Given entries
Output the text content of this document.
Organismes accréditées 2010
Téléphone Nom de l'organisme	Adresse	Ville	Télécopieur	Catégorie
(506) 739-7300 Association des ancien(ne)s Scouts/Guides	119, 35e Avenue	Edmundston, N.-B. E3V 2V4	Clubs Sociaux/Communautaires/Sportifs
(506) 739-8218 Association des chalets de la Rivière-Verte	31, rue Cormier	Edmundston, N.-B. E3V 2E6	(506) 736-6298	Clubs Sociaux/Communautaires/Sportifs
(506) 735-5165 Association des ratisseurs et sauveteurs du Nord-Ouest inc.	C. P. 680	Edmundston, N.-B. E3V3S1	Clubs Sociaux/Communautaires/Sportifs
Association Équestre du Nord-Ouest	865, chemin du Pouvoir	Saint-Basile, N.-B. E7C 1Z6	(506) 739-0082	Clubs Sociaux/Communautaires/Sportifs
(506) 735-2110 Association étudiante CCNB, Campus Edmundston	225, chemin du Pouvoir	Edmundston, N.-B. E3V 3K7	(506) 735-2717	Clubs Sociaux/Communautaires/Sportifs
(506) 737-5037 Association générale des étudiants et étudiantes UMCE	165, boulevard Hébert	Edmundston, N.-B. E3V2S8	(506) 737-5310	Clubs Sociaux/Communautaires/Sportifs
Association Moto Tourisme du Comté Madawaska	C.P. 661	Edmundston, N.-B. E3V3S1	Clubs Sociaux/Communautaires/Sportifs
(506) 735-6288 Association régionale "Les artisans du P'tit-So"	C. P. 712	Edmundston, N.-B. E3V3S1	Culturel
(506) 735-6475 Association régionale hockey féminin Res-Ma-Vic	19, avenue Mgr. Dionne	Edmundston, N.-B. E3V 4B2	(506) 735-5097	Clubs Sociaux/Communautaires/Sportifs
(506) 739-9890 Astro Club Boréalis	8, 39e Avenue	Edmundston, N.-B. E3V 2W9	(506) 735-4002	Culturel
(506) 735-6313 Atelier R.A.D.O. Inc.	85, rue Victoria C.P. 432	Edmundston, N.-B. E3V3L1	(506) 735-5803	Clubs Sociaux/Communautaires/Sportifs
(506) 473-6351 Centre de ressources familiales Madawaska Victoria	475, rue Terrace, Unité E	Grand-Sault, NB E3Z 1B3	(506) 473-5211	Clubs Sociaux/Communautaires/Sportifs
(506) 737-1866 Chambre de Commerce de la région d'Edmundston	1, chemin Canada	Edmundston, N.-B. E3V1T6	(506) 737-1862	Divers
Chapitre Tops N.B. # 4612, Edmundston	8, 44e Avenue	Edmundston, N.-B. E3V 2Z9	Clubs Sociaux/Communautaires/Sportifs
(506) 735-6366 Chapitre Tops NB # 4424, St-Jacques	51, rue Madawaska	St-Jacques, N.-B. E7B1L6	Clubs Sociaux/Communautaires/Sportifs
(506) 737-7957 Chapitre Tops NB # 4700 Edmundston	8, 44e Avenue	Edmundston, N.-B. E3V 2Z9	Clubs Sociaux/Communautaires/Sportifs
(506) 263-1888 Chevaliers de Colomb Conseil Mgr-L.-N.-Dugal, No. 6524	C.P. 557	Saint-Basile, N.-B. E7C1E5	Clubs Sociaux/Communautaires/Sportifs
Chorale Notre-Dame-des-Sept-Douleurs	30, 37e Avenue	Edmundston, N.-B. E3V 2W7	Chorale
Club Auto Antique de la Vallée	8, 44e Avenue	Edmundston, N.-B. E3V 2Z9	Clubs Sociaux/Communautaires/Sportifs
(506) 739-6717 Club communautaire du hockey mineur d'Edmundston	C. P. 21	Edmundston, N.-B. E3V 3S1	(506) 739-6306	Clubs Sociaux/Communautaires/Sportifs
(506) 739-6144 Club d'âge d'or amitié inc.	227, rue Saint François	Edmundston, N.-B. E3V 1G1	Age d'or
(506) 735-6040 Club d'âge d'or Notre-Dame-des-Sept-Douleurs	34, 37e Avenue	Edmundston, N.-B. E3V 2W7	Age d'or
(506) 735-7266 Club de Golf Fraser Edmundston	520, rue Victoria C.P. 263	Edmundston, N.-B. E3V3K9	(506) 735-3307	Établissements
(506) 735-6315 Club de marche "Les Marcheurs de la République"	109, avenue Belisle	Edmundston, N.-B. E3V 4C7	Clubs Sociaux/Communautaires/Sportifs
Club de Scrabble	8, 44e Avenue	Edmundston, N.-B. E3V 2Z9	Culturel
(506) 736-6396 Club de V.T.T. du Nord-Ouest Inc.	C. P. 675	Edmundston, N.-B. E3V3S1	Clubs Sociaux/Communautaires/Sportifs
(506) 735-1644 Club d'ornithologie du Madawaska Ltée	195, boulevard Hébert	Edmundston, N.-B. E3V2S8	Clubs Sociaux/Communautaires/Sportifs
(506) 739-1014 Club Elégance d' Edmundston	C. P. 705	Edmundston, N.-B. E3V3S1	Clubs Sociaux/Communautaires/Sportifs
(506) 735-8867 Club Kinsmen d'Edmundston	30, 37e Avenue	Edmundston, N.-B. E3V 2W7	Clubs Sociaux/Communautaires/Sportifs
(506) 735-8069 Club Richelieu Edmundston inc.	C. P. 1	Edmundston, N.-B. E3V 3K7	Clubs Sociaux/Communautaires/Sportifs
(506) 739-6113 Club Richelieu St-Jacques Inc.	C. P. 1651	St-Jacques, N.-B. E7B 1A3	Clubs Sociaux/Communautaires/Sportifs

Stated exercise
Give back all the data exactly as written.

Exercise output
Output the text content of this document.
Organismes accréditées 2010
Téléphone Nom de l'organisme	Adresse	Ville	Télécopieur	Catégorie
(506) 739-7300 Association des ancien(ne)s Scouts/Guides	119, 35e Avenue	Edmundston, N.-B. E3V 2V4	Clubs Sociaux/Communautaires/Sportifs
(506) 739-8218 Association des chalets de la Rivière-Verte	31, rue Cormier	Edmundston, N.-B. E3V 2E6	(506) 736-6298	Clubs Sociaux/Communautaires/Sportifs
(506) 735-5165 Association des ratisseurs et sauveteurs du Nord-Ouest inc.	C. P. 680	Edmundston, N.-B. E3V3S1	Clubs Sociaux/Communautaires/Sportifs
Association Équestre du Nord-Ouest	865, chemin du Pouvoir	Saint-Basile, N.-B. E7C 1Z6	(506) 739-0082	Clubs Sociaux/Communautaires/Sportifs
(506) 735-2110 Association étudiante CCNB, Campus Edmundston	225, chemin du Pouvoir	Edmundston, N.-B. E3V 3K7	(506) 735-2717	Clubs Sociaux/Communautaires/Sportifs
(506) 737-5037 Association générale des étudiants et étudiantes UMCE	165, boulevard Hébert	Edmundston, N.-B. E3V2S8	(506) 737-5310	Clubs Sociaux/Communautaires/Sportifs
Association Moto Tourisme du Comté Madawaska	C.P. 661	Edmundston, N.-B. E3V3S1	Clubs Sociaux/Communautaires/Sportifs
(506) 735-6288 Association régionale "Les artisans du P'tit-So"	C. P. 712	Edmundston, N.-B. E3V3S1	Culturel
(506) 735-6475 Association régionale hockey féminin Res-Ma-Vic	19, avenue Mgr. Dionne	Edmundston, N.-B. E3V 4B2	(506) 735-5097	Clubs Sociaux/Communautaires/Sportifs
(506) 739-9890 Astro Club Boréalis	8, 39e Avenue	Edmundston, N.-B. E3V 2W9	(506) 735-4002	Culturel
(506) 735-6313 Atelier R.A.D.O. Inc.	85, rue Victoria C.P. 432	Edmundston, N.-B. E3V3L1	(506) 735-5803	Clubs Sociaux/Communautaires/Sportifs
(506) 473-6351 Centre de ressources familiales Madawaska Victoria	475, rue Terrace, Unité E	Grand-Sault, NB E3Z 1B3	(506) 473-5211	Clubs Sociaux/Communautaires/Sportifs
(506) 737-1866 Chambre de Commerce de la région d'Edmundston	1, chemin Canada	Edmundston, N.-B. E3V1T6	(506) 737-1862	Divers
Chapitre Tops N.B. # 4612, Edmundston	8, 44e Avenue	Edmundston, N.-B. E3V 2Z9	Clubs Sociaux/Communautaires/Sportifs
(506) 735-6366 Chapitre Tops NB # 4424, St-Jacques	51, rue Madawaska	St-Jacques, N.-B. E7B1L6	Clubs Sociaux/Communautaires/Sportifs
(506) 737-7957 Chapitre Tops NB # 4700 Edmundston	8, 44e Avenue	Edmundston, N.-B. E3V 2Z9	Clubs Sociaux/Communautaires/Sportifs
(506) 263-1888 Chevaliers de Colomb Conseil Mgr-L.-N.-Dugal, No. 6524	C.P. 557	Saint-Basile, N.-B. E7C1E5	Clubs Sociaux/Communautaires/Sportifs
Chorale Notre-Dame-des-Sept-Douleurs	30, 37e Avenue	Edmundston, N.-B. E3V 2W7	Chorale
Club Auto Antique de la Vallée	8, 44e Avenue	Edmundston, N.-B. E3V 2Z9	Clubs Sociaux/Communautaires/Sportifs
(506) 739-6717 Club communautaire du hockey mineur d'Edmundston	C. P. 21	Edmundston, N.-B. E3V 3S1	(506) 739-6306	Clubs Sociaux/Communautaires/Sportifs
(506) 739-6144 Club d'âge d'or amitié inc.	227, rue Saint François	Edmundston, N.-B. E3V 1G1	Age d'or
(506) 735-6040 Club d'âge d'or Notre-Dame-des-Sept-Douleurs	34, 37e Avenue	Edmundston, N.-B. E3V 2W7	Age d'or
(506) 735-7266 Club de Golf Fraser Edmundston	520, rue Victoria C.P. 263	Edmundston, N.-B. E3V3K9	(506) 735-3307	Établissements
(506) 735-6315 Club de marche "Les Marcheurs de la République"	109, avenue Belisle	Edmundston, N.-B. E3V 4C7	Clubs Sociaux/Communautaires/Sportifs
Club de Scrabble	8, 44e Avenue	Edmundston, N.-B. E3V 2Z9	Culturel
(506) 736-6396 Club de V.T.T. du Nord-Ouest Inc.	C. P. 675	Edmundston, N.-B. E3V3S1	Clubs Sociaux/Communautaires/Sportifs
(506) 735-1644 Club d'ornithologie du Madawaska Ltée	195, boulevard Hébert	Edmundston, N.-B. E3V2S8	Clubs Sociaux/Communautaires/Sportifs
(506) 739-1014 Club Elégance d' Edmundston	C. P. 705	Edmundston, N.-B. E3V3S1	Clubs Sociaux/Communautaires/Sportifs
(506) 735-8867 Club Kinsmen d'Edmundston	30, 37e Avenue	Edmundston, N.-B. E3V 2W7	Clubs Sociaux/Communautaires/Sportifs
(506) 735-8069 Club Richelieu Edmundston inc.	C. P. 1	Edmundston, N.-B. E3V 3K7	Clubs Sociaux/Communautaires/Sportifs
(506) 739-6113 Club Richelieu St-Jacques Inc.	C. P. 1651	St-Jacques, N.-B. E7B 1A3	Clubs Sociaux/Communautaires/Sportifs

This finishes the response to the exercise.